Tasks to complete:
a: From the passage on Tokyo Stadium below, print the text starting at "Matches: Japan v" and ending at "trees and plants.".
b: In the passage on Tokyo Stadium, rewrite the paragraph beginning "Visit: Tokyo Stadium is actually" more briefly, keeping its main facts.
c: Using the passage on Tokyo Stadium, answer these questions:
(i) Which match is listed as the opening match?
(ii) How long ago is Jindai-ji said to have been founded?
(iii) About how many species of trees and plants do the Jindai-ji Botanical Gardens hold?

Given text:
— Start —
Matches: Japan v Russia (opening match); France v Argentina; Australia v Wales; England v Argentina; New Zealand v Namibia; QF2; QF4; Bronze Final

Visit: Tokyo Stadium is actually way out in the capital’s western 'burbs, where few travellers ever venture. Take the opportunity to visit the fantastic temple, Jindai-ji – said to have been founded 1300 years ago – and the adjacent Jindai-ji Botanical Gardens, a tranquil green space home to around 4500 species of trees and plants.
— End —
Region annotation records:
— Start —
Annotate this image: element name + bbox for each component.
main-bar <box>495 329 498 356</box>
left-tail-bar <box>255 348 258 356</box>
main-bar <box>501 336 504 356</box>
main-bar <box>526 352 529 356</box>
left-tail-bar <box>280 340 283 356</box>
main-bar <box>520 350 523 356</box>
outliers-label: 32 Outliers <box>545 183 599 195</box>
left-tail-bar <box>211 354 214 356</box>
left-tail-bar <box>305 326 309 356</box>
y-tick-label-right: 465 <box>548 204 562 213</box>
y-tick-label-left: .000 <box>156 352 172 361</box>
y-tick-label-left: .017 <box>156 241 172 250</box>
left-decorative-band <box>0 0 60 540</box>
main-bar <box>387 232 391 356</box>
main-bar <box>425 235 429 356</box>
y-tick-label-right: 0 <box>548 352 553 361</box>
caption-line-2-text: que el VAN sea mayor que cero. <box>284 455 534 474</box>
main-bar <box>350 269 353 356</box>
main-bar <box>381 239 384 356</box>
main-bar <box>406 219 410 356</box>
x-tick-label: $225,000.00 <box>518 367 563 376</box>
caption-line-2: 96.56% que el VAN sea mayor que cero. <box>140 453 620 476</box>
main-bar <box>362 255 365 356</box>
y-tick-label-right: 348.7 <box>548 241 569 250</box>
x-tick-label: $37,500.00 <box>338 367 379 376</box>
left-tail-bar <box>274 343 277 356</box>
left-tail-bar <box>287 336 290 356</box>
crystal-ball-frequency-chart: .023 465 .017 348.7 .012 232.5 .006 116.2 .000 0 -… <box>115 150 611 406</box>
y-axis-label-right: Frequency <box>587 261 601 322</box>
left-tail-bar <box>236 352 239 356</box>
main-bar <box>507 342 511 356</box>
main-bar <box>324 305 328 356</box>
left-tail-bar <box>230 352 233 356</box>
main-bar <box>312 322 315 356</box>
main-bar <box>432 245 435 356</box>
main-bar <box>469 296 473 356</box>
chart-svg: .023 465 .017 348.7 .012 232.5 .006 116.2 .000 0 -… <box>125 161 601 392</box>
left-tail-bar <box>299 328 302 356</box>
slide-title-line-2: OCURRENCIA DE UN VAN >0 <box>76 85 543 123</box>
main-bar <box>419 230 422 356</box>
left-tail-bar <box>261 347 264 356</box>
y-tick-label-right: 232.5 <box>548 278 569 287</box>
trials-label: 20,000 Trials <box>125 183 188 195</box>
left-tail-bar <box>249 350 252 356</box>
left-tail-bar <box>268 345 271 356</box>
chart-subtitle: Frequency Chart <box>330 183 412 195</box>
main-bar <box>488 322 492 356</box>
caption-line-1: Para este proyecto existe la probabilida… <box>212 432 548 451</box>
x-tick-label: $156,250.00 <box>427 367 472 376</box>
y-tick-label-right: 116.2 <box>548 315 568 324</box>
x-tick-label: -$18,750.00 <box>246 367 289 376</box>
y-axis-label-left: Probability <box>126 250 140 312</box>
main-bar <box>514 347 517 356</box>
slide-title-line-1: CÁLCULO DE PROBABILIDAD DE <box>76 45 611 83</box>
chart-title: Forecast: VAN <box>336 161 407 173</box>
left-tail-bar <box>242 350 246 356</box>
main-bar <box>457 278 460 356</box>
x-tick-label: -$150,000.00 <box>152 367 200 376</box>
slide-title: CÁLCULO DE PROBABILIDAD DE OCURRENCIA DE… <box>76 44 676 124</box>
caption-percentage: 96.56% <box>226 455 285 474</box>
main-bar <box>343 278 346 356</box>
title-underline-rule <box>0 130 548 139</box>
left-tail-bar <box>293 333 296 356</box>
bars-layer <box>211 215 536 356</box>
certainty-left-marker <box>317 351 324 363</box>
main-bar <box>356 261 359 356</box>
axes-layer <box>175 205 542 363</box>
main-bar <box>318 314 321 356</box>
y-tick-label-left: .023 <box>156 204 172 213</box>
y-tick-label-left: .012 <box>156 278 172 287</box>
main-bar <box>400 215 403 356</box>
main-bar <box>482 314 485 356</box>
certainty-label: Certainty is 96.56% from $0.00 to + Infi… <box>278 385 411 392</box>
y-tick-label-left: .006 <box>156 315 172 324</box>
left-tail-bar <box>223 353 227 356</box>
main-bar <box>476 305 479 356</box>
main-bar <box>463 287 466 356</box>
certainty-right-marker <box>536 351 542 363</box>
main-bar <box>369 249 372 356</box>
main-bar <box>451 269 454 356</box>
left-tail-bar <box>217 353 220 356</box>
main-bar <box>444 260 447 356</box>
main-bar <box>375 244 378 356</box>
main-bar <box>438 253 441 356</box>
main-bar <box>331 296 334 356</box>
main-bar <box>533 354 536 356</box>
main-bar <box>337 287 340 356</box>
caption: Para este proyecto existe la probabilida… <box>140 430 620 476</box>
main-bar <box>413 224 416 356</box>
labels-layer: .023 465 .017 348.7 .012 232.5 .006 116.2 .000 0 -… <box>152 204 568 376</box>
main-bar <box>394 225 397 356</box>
— End —
Responses per task:
a:
Matches: Japan v Russia (opening match); France v Argentina; Australia v Wales; England v Argentina; New Zealand v Namibia; QF2; QF4; Bronze Final

Visit: Tokyo Stadium is actually way out in the capital’s western 'burbs, where few travellers ever venture. Take the opportunity to visit the fantastic temple, Jindai-ji – said to have been founded 1300 years ago – and the adjacent Jindai-ji Botanical Gardens, a tranquil green space home to around 4500 species of trees and plants.

b: Tokyo Stadium lies in the capital's western suburbs, an area few travelers visit. Nearby is the temple Jindai-ji, said to have been founded 1300 years ago. Next to it are the Jindai-ji Botanical Gardens, a tranquil green space with around 4500 species of trees and plants.

c:
(i) Japan v Russia
(ii) 1300 years ago
(iii) Around 4500